═════ Texto para leitura
Dr. Juraci de Oliveira, chefe do Serviço de Ortopedia do Hospital São Lucas/BH:  “Esta tecnologia contribui para maior eficácia segurança do procedimento. O cirurgião consegue ter o desempenho máximo na cirurgia”

A cirurgia robótica vem crescendo cada vez mais no Brasil. Segundo pesquisa da empresa Intuitive Surgical, Minas Gerais é o terceiro estado que mais realiza procedimentos desse tipo no país. Um exemplo recente desta inovação foi a aquisição, pelo Hospital São Lucas/Belo Horizonte, um robô cirurgião, batizado com o nome Rosa, para realizar procedimentos de substituição total do joelho por próteses. Sua utilização torna as intervenções mais precisas e seguras, contribuindo, dessa forma, para a recuperação mais rápida do paciente. O Rosa é o primeiro de Minas especializado em Ortopedia e marca a nova fase do Hospital, que foca cada vez mais nas cirurgias minimamente invasivas.

O Robô, desenvolvido pela multinacional Zimmer Biomet, é um dos vários investimentos que o Hospital São Lucas tem realizado na área de inovação e tecnologia. O sistema, considerado o mais avançado no mundo em procedimentos ortopédicos, traz benefícios significativos para o médico, como explica o Chefe do Serviço de Ortopedia do Hospital,  Dr. Juraci de Oliveira. Segundo ele, com o auxílio do robô, “o cirurgião consegue ter o desempenho máximo na cirurgia. Por meio de um sistema intuitivo que ajuda na tomada de decisões, ele pode planejar cortes precisos e validar o local exato da prótese, impedindo folgas e garantindo o correto ajuste à anatomia do paciente. Isso contribui para a maior eficácia e segurança do procedimento”, destaca.

O robô é colaborativo, acrescenta o médico, ao explicar que todo o planejamento é feito pelo médico no próprio sistema e o Rosa aponta onde serão as incisões a serem feitas pelo cirurgião.

Com procedimentos mais eficientes e seguros, quem ganha é o paciente, já que há uma redução das dores e das complicações no pós-operatório, acelerando também a recuperação. “Quanto mais rápida é a evolução do paciente, mais cedo ele volta às suas atividades normais. Ou seja, o impacto dessa tecnologia vai muito além da mesa de cirurgia, pois influencia desde o planejamento da operação até a total reabilitação do paciente”, comenta o Chefe do Serviço de Ortopedia.
══════════
■ Perguntas a responder:
1) Segundo o texto sobre o robô Rosa, que empresa desenvolveu o robô?
2) Reproduza, do texto sobre o robô Rosa, o trecho que vai de "O robô é colaborativo, acrescenta" a "Serviço de Ortopedia.".
3) Reescreva em forma de lista o parágrafo do texto sobre o robô Rosa que começa com "A cirurgia robótica vem crescendo", mantendo os fatos principais.
A listagem abaixo vem de outra fonte.
═════ Dados fornecidos
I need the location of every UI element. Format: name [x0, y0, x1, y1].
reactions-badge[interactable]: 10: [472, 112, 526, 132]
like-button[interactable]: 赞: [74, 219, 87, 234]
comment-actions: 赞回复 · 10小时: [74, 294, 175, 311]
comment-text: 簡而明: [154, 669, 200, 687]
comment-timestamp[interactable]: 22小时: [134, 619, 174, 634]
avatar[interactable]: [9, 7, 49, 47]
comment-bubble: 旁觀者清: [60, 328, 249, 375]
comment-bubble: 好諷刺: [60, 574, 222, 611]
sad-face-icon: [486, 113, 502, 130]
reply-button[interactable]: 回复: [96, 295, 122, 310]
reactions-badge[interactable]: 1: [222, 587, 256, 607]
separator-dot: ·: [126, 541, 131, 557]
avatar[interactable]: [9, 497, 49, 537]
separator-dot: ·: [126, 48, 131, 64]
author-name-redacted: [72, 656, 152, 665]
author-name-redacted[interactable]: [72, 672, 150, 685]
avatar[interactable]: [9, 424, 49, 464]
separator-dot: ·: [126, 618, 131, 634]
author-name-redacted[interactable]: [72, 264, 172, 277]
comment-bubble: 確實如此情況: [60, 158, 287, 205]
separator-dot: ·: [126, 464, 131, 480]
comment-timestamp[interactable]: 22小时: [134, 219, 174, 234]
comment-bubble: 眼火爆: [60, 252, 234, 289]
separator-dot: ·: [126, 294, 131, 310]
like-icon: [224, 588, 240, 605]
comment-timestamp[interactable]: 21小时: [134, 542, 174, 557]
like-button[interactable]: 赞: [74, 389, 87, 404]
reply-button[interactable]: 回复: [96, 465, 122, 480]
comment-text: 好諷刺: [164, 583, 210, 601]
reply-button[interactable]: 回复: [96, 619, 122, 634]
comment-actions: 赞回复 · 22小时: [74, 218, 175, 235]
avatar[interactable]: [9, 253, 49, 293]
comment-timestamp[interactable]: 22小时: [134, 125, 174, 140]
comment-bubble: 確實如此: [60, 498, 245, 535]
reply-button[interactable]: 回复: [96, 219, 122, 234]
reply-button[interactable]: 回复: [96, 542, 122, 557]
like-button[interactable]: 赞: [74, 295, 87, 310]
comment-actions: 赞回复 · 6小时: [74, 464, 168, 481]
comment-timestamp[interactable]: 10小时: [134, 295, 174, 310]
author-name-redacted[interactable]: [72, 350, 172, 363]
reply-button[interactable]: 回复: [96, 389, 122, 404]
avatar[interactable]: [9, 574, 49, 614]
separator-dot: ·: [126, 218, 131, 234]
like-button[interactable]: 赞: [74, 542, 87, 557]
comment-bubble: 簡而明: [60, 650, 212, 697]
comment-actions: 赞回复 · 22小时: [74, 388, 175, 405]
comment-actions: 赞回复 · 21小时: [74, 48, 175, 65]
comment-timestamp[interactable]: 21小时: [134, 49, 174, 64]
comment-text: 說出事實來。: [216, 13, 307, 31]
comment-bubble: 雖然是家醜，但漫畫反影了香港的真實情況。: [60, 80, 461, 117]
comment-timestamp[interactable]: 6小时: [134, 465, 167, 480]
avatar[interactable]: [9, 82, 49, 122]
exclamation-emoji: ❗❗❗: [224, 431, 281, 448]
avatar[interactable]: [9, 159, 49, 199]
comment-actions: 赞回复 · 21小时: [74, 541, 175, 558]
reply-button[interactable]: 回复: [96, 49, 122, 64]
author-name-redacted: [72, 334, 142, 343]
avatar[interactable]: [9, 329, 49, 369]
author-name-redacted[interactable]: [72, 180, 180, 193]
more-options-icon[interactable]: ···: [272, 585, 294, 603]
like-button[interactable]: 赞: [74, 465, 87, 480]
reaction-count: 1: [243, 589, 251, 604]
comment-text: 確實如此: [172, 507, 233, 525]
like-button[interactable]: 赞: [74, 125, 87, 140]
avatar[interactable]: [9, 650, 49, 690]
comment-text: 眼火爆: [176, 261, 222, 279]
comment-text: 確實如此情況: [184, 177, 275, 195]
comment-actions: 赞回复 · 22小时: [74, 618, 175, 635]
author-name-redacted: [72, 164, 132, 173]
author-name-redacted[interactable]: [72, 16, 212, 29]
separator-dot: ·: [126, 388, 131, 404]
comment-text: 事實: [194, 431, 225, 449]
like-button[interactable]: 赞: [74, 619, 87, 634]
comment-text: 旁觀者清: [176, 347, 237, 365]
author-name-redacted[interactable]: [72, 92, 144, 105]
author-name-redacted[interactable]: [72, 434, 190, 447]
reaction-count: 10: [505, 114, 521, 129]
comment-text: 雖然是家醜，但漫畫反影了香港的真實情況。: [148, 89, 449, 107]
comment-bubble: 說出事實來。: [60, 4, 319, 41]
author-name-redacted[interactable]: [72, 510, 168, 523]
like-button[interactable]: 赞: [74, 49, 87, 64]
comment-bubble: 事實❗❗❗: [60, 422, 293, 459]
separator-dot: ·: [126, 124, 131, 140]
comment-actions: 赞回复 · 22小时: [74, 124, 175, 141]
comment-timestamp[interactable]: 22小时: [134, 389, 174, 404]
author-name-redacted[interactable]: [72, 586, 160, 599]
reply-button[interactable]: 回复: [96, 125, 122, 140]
══════════
■ Gabarito:
1) A multinacional Zimmer Biomet.

2)
O robô é colaborativo, acrescenta o médico, ao explicar que todo o planejamento é feito pelo médico no próprio sistema e o Rosa aponta onde serão as incisões a serem feitas pelo cirurgião.

Com procedimentos mais eficientes e seguros, quem ganha é o paciente, já que há uma redução das dores e das complicações no pós-operatório, acelerando também a recuperação. “Quanto mais rápida é a evolução do paciente, mais cedo ele volta às suas atividades normais. Ou seja, o impacto dessa tecnologia vai muito além da mesa de cirurgia, pois influencia desde o planejamento da operação até a total reabilitação do paciente”, comenta o Chefe do Serviço de Ortopedia.

3)
- A cirurgia robótica cresce cada vez mais no Brasil.
- Segundo pesquisa da Intuitive Surgical, Minas Gerais é o terceiro estado que mais realiza esses procedimentos no país.
- O Hospital São Lucas/Belo Horizonte adquiriu um robô cirurgião chamado Rosa para substituições totais do joelho por próteses.
- O uso do robô torna as intervenções mais precisas e seguras, o que acelera a recuperação do paciente.
- O Rosa é o primeiro robô de Minas especializado em Ortopedia e marca uma nova fase do Hospital, focada em cirurgias minimamente invasivas.